**** Record set
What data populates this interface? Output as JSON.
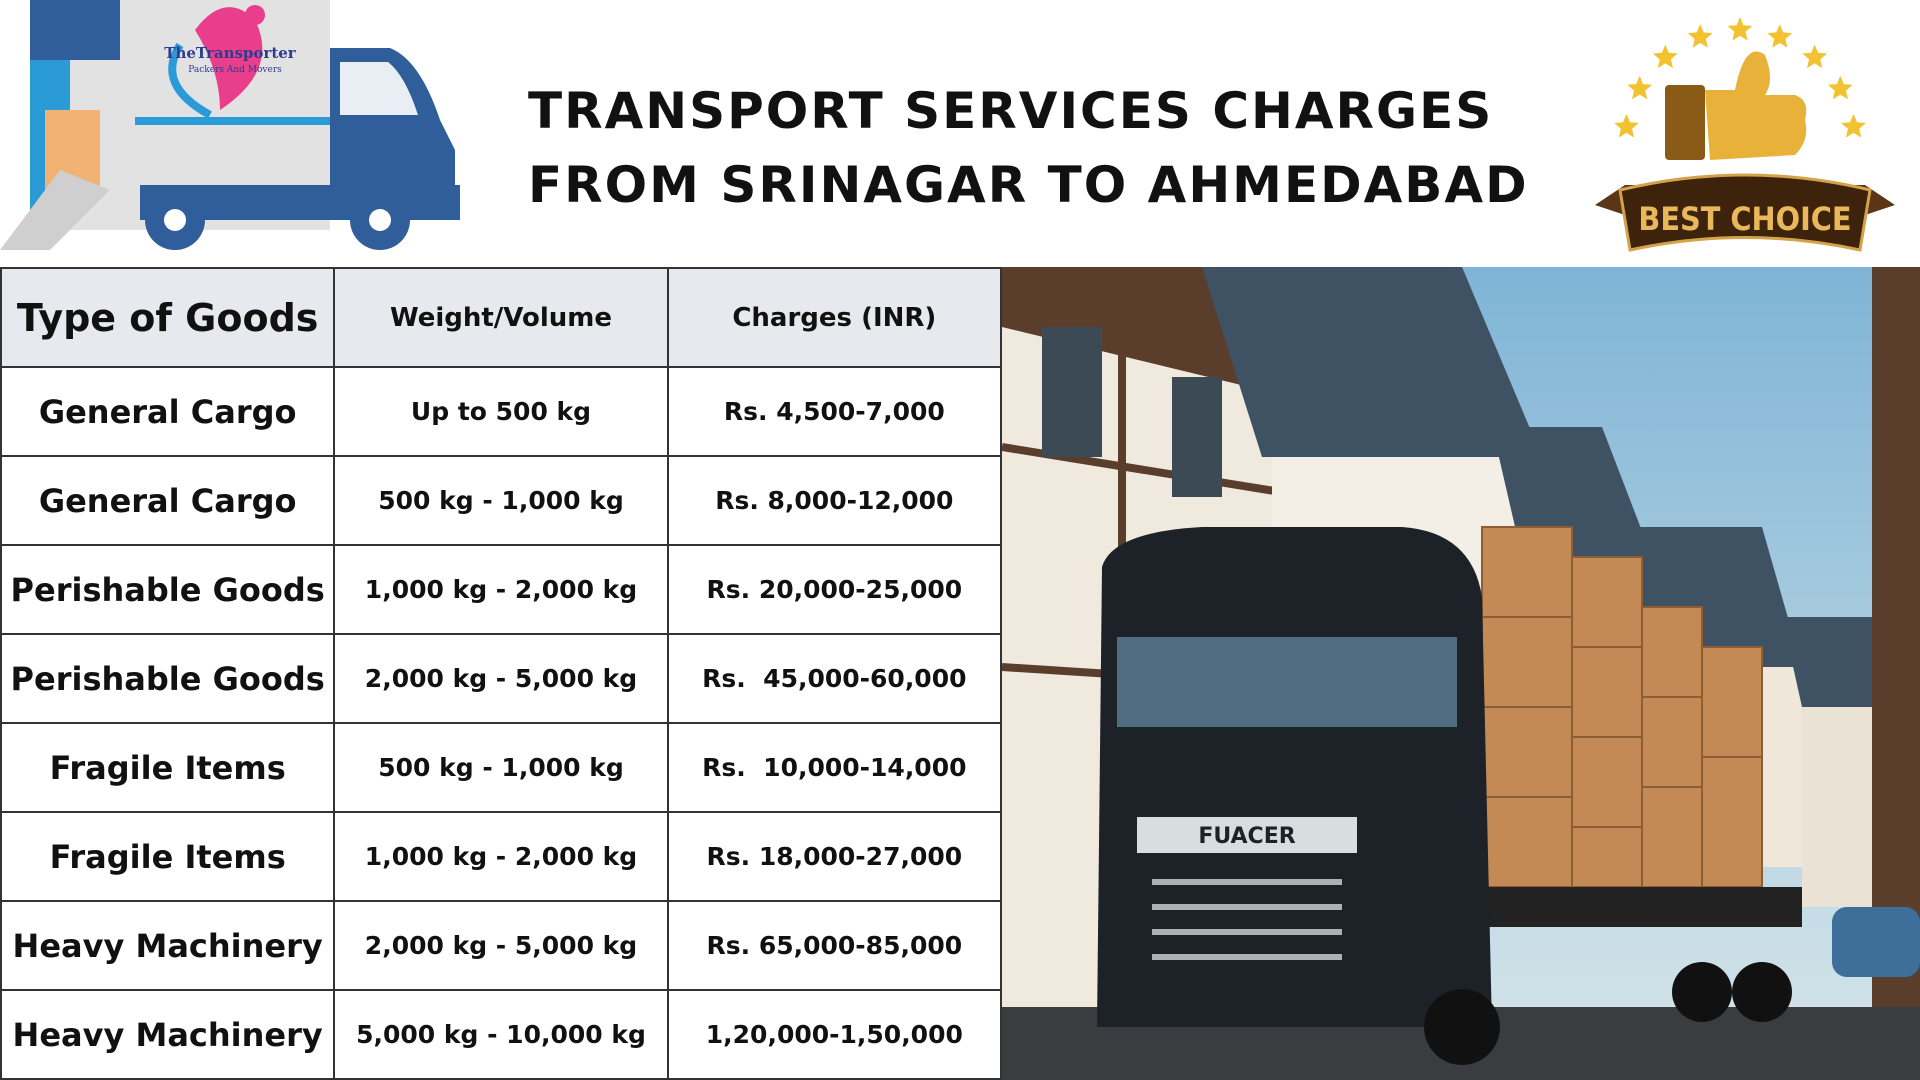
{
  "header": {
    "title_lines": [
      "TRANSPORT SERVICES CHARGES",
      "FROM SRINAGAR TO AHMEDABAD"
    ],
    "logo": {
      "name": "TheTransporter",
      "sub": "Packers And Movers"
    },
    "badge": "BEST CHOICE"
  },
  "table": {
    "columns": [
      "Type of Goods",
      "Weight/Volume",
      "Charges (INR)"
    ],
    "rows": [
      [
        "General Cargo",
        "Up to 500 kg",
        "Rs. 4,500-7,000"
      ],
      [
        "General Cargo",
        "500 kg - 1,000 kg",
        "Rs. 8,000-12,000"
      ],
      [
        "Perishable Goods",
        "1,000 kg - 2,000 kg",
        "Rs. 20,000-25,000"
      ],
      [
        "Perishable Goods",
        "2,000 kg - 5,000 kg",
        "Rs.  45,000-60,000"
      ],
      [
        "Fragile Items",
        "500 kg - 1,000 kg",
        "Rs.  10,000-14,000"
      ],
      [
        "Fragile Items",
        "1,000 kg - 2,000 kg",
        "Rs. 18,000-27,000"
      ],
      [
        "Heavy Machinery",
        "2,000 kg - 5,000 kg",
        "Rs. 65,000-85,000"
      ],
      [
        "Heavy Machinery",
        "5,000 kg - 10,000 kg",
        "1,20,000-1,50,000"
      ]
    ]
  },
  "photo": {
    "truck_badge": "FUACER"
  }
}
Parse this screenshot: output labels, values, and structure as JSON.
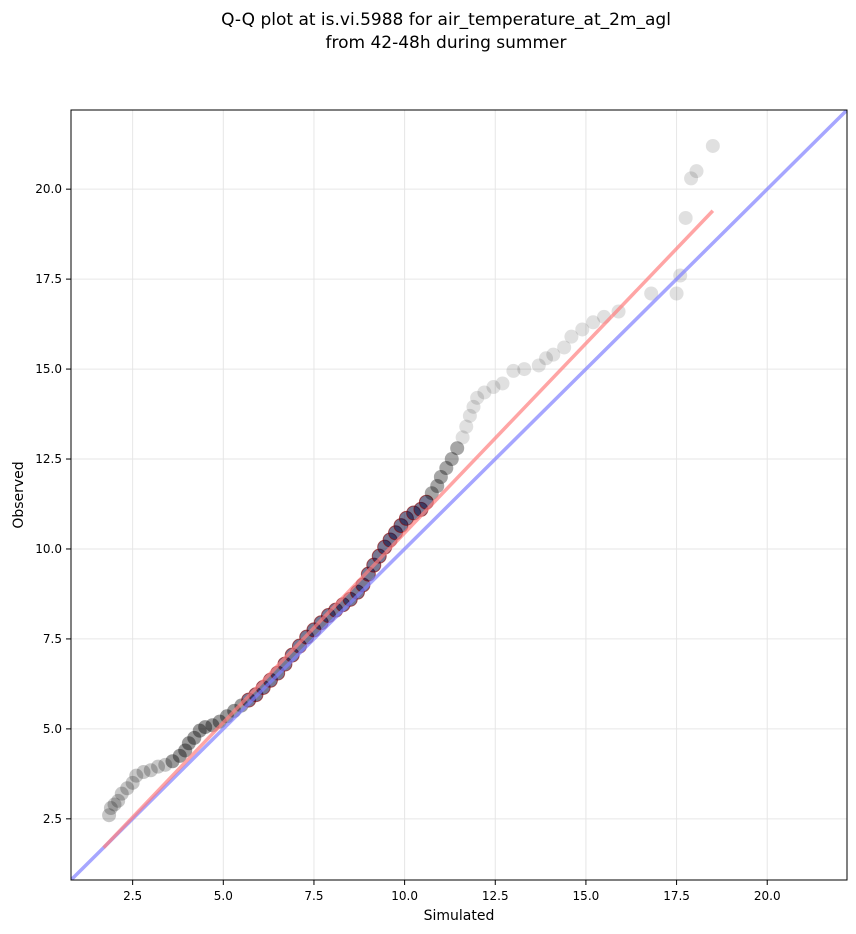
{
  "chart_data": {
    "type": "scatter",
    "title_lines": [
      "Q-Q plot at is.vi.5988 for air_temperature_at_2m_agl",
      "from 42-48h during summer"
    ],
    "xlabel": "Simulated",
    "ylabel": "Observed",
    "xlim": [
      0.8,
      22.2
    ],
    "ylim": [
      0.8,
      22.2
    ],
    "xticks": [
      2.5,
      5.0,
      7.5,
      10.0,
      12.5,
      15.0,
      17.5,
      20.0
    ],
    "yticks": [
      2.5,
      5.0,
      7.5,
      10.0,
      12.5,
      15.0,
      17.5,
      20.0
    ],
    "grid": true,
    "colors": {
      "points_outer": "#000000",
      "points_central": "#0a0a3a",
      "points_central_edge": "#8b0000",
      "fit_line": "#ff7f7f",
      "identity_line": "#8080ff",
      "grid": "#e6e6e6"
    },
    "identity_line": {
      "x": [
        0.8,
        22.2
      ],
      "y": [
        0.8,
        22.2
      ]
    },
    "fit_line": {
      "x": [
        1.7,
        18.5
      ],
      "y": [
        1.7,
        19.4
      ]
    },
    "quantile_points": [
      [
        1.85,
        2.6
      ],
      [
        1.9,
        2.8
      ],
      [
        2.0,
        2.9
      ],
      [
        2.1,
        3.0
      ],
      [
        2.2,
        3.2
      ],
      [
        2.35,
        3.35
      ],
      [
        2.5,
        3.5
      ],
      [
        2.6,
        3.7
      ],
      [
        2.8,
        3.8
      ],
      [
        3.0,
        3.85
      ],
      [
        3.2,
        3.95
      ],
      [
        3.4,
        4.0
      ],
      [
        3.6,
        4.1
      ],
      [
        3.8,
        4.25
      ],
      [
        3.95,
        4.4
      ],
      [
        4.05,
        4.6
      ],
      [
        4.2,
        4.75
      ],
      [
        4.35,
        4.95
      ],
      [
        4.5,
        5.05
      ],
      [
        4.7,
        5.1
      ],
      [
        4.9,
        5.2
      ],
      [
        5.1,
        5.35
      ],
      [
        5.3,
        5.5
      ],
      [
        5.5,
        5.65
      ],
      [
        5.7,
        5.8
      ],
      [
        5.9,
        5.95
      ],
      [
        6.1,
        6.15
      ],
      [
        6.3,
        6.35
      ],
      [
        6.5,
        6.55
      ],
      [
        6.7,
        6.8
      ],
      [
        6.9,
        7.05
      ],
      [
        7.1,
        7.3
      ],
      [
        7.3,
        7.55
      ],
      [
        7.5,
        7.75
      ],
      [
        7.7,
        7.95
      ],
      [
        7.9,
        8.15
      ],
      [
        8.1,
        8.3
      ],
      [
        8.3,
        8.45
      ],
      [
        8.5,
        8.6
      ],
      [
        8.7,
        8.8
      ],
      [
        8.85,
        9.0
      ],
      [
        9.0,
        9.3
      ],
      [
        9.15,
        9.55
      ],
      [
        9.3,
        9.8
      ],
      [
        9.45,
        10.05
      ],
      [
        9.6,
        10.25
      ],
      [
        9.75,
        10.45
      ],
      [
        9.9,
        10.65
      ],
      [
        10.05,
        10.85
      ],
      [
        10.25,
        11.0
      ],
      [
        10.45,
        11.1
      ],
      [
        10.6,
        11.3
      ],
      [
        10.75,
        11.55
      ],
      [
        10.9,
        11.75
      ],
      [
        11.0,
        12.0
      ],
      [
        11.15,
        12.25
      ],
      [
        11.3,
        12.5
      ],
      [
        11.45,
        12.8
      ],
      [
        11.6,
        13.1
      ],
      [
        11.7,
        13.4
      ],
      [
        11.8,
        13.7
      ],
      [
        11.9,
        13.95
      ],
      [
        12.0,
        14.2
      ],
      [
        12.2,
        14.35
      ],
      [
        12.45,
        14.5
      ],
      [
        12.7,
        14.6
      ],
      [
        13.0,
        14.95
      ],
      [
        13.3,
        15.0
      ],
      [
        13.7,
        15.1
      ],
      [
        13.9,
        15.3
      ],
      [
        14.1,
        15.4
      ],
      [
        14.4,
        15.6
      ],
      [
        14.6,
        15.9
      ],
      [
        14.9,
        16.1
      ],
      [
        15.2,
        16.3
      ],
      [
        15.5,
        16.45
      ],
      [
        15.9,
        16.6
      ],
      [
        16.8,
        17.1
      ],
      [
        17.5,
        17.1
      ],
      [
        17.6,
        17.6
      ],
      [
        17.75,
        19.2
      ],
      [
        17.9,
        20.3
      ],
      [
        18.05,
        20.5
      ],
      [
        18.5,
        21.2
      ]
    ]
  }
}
********
- _Exercise prompt_: Without including any picture, retype the entries exactly.

- _Final answer_:
What data populates this interface? Output as JSON.
{
  "header": {
    "title_lines": [
      "TRANSPORT SERVICES CHARGES",
      "FROM SRINAGAR TO AHMEDABAD"
    ],
    "logo": {
      "name": "TheTransporter",
      "sub": "Packers And Movers"
    },
    "badge": "BEST CHOICE"
  },
  "table": {
    "columns": [
      "Type of Goods",
      "Weight/Volume",
      "Charges (INR)"
    ],
    "rows": [
      [
        "General Cargo",
        "Up to 500 kg",
        "Rs. 4,500-7,000"
      ],
      [
        "General Cargo",
        "500 kg - 1,000 kg",
        "Rs. 8,000-12,000"
      ],
      [
        "Perishable Goods",
        "1,000 kg - 2,000 kg",
        "Rs. 20,000-25,000"
      ],
      [
        "Perishable Goods",
        "2,000 kg - 5,000 kg",
        "Rs.  45,000-60,000"
      ],
      [
        "Fragile Items",
        "500 kg - 1,000 kg",
        "Rs.  10,000-14,000"
      ],
      [
        "Fragile Items",
        "1,000 kg - 2,000 kg",
        "Rs. 18,000-27,000"
      ],
      [
        "Heavy Machinery",
        "2,000 kg - 5,000 kg",
        "Rs. 65,000-85,000"
      ],
      [
        "Heavy Machinery",
        "5,000 kg - 10,000 kg",
        "1,20,000-1,50,000"
      ]
    ]
  },
  "photo": {
    "truck_badge": "FUACER"
  }
}
Parse this screenshot: output labels, values, and structure as JSON.
{
  "chart_data": {
    "type": "scatter",
    "title_lines": [
      "Q-Q plot at is.vi.5988 for air_temperature_at_2m_agl",
      "from 42-48h during summer"
    ],
    "xlabel": "Simulated",
    "ylabel": "Observed",
    "xlim": [
      0.8,
      22.2
    ],
    "ylim": [
      0.8,
      22.2
    ],
    "xticks": [
      2.5,
      5.0,
      7.5,
      10.0,
      12.5,
      15.0,
      17.5,
      20.0
    ],
    "yticks": [
      2.5,
      5.0,
      7.5,
      10.0,
      12.5,
      15.0,
      17.5,
      20.0
    ],
    "grid": true,
    "colors": {
      "points_outer": "#000000",
      "points_central": "#0a0a3a",
      "points_central_edge": "#8b0000",
      "fit_line": "#ff7f7f",
      "identity_line": "#8080ff",
      "grid": "#e6e6e6"
    },
    "identity_line": {
      "x": [
        0.8,
        22.2
      ],
      "y": [
        0.8,
        22.2
      ]
    },
    "fit_line": {
      "x": [
        1.7,
        18.5
      ],
      "y": [
        1.7,
        19.4
      ]
    },
    "quantile_points": [
      [
        1.85,
        2.6
      ],
      [
        1.9,
        2.8
      ],
      [
        2.0,
        2.9
      ],
      [
        2.1,
        3.0
      ],
      [
        2.2,
        3.2
      ],
      [
        2.35,
        3.35
      ],
      [
        2.5,
        3.5
      ],
      [
        2.6,
        3.7
      ],
      [
        2.8,
        3.8
      ],
      [
        3.0,
        3.85
      ],
      [
        3.2,
        3.95
      ],
      [
        3.4,
        4.0
      ],
      [
        3.6,
        4.1
      ],
      [
        3.8,
        4.25
      ],
      [
        3.95,
        4.4
      ],
      [
        4.05,
        4.6
      ],
      [
        4.2,
        4.75
      ],
      [
        4.35,
        4.95
      ],
      [
        4.5,
        5.05
      ],
      [
        4.7,
        5.1
      ],
      [
        4.9,
        5.2
      ],
      [
        5.1,
        5.35
      ],
      [
        5.3,
        5.5
      ],
      [
        5.5,
        5.65
      ],
      [
        5.7,
        5.8
      ],
      [
        5.9,
        5.95
      ],
      [
        6.1,
        6.15
      ],
      [
        6.3,
        6.35
      ],
      [
        6.5,
        6.55
      ],
      [
        6.7,
        6.8
      ],
      [
        6.9,
        7.05
      ],
      [
        7.1,
        7.3
      ],
      [
        7.3,
        7.55
      ],
      [
        7.5,
        7.75
      ],
      [
        7.7,
        7.95
      ],
      [
        7.9,
        8.15
      ],
      [
        8.1,
        8.3
      ],
      [
        8.3,
        8.45
      ],
      [
        8.5,
        8.6
      ],
      [
        8.7,
        8.8
      ],
      [
        8.85,
        9.0
      ],
      [
        9.0,
        9.3
      ],
      [
        9.15,
        9.55
      ],
      [
        9.3,
        9.8
      ],
      [
        9.45,
        10.05
      ],
      [
        9.6,
        10.25
      ],
      [
        9.75,
        10.45
      ],
      [
        9.9,
        10.65
      ],
      [
        10.05,
        10.85
      ],
      [
        10.25,
        11.0
      ],
      [
        10.45,
        11.1
      ],
      [
        10.6,
        11.3
      ],
      [
        10.75,
        11.55
      ],
      [
        10.9,
        11.75
      ],
      [
        11.0,
        12.0
      ],
      [
        11.15,
        12.25
      ],
      [
        11.3,
        12.5
      ],
      [
        11.45,
        12.8
      ],
      [
        11.6,
        13.1
      ],
      [
        11.7,
        13.4
      ],
      [
        11.8,
        13.7
      ],
      [
        11.9,
        13.95
      ],
      [
        12.0,
        14.2
      ],
      [
        12.2,
        14.35
      ],
      [
        12.45,
        14.5
      ],
      [
        12.7,
        14.6
      ],
      [
        13.0,
        14.95
      ],
      [
        13.3,
        15.0
      ],
      [
        13.7,
        15.1
      ],
      [
        13.9,
        15.3
      ],
      [
        14.1,
        15.4
      ],
      [
        14.4,
        15.6
      ],
      [
        14.6,
        15.9
      ],
      [
        14.9,
        16.1
      ],
      [
        15.2,
        16.3
      ],
      [
        15.5,
        16.45
      ],
      [
        15.9,
        16.6
      ],
      [
        16.8,
        17.1
      ],
      [
        17.5,
        17.1
      ],
      [
        17.6,
        17.6
      ],
      [
        17.75,
        19.2
      ],
      [
        17.9,
        20.3
      ],
      [
        18.05,
        20.5
      ],
      [
        18.5,
        21.2
      ]
    ]
  }
}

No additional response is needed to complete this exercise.